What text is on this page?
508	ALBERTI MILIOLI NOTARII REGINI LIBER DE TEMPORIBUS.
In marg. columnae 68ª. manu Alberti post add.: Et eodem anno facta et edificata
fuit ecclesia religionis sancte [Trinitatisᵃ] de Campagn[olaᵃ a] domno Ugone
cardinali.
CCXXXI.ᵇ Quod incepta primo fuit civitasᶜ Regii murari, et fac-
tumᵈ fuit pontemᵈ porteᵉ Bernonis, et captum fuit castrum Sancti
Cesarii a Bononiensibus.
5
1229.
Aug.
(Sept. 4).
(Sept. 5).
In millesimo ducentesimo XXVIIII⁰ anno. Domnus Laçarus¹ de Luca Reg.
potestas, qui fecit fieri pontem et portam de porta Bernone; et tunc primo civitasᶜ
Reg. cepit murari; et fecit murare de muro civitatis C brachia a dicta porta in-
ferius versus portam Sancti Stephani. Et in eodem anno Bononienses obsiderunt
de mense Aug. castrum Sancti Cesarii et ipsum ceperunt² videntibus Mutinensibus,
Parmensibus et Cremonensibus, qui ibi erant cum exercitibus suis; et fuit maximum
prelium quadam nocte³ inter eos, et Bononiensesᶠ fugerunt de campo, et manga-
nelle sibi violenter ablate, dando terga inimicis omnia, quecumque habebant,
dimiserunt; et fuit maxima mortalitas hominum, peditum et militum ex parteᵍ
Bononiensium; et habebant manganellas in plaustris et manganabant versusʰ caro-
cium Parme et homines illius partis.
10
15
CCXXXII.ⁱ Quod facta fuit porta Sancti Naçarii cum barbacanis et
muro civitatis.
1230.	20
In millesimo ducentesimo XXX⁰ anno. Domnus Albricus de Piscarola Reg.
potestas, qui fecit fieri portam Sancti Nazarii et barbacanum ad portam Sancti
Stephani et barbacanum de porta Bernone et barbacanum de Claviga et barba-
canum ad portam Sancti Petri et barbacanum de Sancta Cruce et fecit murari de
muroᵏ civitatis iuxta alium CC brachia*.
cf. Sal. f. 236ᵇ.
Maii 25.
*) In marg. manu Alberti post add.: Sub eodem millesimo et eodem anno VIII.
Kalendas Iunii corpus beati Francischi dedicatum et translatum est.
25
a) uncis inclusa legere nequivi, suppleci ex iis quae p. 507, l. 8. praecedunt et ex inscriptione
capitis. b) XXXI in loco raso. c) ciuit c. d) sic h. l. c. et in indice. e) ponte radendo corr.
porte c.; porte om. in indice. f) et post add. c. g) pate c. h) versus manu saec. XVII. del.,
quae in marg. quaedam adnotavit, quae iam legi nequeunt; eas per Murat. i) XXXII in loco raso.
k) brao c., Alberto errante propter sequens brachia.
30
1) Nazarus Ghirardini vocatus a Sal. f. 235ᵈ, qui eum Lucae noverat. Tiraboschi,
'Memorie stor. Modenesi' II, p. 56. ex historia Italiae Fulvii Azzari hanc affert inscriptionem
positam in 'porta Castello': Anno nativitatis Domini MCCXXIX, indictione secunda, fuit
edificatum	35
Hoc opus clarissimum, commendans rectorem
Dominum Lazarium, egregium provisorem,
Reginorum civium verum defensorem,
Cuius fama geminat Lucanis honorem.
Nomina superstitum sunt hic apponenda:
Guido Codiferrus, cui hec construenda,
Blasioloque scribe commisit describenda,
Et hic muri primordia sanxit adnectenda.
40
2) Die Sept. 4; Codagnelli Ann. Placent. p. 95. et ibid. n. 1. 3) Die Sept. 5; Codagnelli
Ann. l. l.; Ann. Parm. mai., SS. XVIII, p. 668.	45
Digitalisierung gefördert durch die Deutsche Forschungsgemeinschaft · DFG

## WHAT THE TASK ASKS
Copy out all lines where the word "Stephani" appears.

## THE RESULT
ferius versus portam Sancti Stephani. Et in eodem anno Bononienses obsiderunt
Stephani et barbacanum de porta Bernone et barbacanum de Claviga et barba-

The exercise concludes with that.